Identify every line in the records below that contains the word "view", and copy each of those lines.

_Data provided_.
########

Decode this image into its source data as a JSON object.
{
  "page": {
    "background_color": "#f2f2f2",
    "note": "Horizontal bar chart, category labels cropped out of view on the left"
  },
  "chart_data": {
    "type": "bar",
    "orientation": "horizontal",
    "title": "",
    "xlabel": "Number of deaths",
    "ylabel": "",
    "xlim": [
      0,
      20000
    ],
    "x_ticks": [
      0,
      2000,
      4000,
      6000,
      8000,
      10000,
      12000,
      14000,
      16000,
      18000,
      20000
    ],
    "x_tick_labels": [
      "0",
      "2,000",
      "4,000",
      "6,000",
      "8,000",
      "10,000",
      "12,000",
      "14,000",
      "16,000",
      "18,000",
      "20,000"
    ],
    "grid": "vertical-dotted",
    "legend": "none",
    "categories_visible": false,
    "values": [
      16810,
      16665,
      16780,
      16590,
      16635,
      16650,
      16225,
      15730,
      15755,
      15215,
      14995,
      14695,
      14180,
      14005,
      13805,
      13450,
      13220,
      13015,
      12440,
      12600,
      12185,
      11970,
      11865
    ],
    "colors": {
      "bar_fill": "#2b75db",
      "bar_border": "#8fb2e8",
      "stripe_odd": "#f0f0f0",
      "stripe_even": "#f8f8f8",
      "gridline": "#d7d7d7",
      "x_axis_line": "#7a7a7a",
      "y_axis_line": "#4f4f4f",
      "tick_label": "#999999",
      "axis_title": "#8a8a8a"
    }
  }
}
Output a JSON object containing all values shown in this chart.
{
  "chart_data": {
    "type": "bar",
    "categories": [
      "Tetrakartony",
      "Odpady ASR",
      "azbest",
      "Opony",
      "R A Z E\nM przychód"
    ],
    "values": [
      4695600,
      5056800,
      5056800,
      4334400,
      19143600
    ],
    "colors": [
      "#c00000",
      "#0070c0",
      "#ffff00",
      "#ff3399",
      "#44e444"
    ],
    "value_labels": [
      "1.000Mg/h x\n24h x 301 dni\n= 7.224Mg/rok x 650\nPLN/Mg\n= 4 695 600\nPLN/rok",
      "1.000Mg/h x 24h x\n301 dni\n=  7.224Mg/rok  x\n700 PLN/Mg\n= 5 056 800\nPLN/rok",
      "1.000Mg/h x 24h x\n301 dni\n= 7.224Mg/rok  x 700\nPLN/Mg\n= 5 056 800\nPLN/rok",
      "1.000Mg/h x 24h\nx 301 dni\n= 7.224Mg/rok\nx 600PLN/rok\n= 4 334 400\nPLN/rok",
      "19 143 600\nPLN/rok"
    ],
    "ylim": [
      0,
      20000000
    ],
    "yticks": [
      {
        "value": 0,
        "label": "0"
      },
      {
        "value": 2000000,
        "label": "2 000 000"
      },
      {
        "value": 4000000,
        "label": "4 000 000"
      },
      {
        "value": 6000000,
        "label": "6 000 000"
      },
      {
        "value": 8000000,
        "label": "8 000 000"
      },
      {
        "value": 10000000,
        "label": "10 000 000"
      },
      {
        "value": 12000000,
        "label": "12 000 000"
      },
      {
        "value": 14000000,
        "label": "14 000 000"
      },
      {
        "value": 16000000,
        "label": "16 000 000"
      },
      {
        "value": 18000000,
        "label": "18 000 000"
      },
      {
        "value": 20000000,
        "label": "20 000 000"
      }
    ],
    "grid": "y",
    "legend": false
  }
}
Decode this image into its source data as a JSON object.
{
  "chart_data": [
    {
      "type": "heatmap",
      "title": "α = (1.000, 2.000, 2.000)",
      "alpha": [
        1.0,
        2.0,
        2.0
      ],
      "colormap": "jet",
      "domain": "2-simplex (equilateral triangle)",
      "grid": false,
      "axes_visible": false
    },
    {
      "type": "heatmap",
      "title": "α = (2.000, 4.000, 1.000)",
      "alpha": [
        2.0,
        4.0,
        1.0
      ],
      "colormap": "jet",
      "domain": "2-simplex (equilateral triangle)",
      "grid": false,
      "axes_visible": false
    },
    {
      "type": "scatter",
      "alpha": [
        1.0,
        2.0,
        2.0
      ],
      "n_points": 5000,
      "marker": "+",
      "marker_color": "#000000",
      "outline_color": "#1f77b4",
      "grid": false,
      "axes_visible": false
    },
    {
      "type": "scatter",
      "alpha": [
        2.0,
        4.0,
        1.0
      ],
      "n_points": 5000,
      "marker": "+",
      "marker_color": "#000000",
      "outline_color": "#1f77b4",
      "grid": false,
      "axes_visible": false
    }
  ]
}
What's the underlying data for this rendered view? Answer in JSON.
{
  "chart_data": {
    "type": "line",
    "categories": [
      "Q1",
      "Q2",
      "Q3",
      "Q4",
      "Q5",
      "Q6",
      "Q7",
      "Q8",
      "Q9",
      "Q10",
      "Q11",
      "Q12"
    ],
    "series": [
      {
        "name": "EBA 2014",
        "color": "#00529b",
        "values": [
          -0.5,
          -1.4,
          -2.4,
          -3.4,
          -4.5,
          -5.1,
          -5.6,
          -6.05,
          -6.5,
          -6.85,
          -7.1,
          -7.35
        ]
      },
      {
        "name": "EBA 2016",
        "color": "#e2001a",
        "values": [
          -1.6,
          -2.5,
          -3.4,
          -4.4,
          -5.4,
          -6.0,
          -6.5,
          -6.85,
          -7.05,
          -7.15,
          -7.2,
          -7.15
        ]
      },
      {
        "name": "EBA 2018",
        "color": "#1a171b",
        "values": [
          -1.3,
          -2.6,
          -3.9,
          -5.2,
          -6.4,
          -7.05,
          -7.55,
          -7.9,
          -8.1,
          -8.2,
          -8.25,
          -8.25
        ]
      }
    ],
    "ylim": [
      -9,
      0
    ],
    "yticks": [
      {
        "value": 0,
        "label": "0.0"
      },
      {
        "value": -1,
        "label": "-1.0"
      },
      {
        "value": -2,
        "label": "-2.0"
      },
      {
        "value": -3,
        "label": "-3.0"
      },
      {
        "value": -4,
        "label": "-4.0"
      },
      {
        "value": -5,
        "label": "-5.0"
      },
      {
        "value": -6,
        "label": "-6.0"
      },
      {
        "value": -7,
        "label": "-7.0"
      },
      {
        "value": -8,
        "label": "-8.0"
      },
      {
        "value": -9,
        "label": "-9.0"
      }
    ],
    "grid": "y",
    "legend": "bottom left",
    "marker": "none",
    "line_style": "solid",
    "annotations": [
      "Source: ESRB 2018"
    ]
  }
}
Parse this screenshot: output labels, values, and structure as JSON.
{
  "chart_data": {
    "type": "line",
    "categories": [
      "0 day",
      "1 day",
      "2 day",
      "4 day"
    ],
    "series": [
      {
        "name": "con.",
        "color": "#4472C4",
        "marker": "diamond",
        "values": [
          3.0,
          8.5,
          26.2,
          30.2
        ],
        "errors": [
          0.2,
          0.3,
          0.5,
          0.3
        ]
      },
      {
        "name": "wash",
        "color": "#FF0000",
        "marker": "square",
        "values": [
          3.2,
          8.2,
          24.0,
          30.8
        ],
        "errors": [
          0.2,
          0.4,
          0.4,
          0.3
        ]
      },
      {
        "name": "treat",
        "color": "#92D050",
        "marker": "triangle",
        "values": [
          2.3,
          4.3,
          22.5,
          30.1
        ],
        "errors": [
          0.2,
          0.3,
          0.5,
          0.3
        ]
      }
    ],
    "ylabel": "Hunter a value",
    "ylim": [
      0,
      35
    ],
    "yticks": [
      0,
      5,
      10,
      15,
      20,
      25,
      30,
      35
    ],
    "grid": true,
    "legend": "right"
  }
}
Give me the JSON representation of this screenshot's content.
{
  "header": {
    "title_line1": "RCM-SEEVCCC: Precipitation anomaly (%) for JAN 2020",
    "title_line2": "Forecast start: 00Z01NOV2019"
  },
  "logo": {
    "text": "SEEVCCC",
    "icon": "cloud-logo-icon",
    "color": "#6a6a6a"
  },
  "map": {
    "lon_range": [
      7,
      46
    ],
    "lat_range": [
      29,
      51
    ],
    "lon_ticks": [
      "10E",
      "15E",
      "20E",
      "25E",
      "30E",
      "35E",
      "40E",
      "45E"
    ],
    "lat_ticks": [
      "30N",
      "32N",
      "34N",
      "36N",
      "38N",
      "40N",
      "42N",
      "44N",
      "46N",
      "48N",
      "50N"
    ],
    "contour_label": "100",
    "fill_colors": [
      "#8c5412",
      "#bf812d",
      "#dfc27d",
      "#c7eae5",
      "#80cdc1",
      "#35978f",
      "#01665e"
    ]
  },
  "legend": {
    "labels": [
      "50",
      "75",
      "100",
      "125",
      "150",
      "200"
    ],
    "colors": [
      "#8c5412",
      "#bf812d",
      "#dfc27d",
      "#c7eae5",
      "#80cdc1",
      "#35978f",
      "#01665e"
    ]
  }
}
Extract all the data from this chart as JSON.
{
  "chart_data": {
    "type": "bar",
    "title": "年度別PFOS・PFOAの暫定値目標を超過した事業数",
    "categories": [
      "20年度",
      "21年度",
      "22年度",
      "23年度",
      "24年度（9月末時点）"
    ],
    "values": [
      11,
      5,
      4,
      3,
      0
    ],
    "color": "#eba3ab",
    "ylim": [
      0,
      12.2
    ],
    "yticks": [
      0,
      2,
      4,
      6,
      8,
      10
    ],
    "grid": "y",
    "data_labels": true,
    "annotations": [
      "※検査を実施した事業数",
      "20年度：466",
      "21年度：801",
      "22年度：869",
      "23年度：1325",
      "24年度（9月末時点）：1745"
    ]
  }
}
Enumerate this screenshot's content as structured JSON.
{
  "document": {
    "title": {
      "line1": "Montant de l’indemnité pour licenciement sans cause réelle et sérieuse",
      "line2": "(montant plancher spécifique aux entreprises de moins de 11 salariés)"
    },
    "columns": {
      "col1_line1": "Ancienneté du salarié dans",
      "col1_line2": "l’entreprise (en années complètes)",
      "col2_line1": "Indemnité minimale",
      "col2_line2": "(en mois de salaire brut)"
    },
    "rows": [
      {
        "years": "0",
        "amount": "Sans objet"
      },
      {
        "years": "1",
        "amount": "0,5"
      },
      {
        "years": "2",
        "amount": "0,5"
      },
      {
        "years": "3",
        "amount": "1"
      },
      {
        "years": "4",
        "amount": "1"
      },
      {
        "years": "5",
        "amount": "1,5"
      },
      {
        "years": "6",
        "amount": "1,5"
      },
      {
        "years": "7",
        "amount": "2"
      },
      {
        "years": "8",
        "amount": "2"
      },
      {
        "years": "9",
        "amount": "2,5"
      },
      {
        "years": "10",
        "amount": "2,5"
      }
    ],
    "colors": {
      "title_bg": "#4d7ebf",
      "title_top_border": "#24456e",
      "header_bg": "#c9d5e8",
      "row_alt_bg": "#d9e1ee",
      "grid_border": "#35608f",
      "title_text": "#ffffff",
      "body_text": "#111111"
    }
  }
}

########

_Output for this exercise_.
    "note": "Horizontal bar chart, category labels cropped out of view on the left"
What's the underlying data for this rendered view? Answer in JSON.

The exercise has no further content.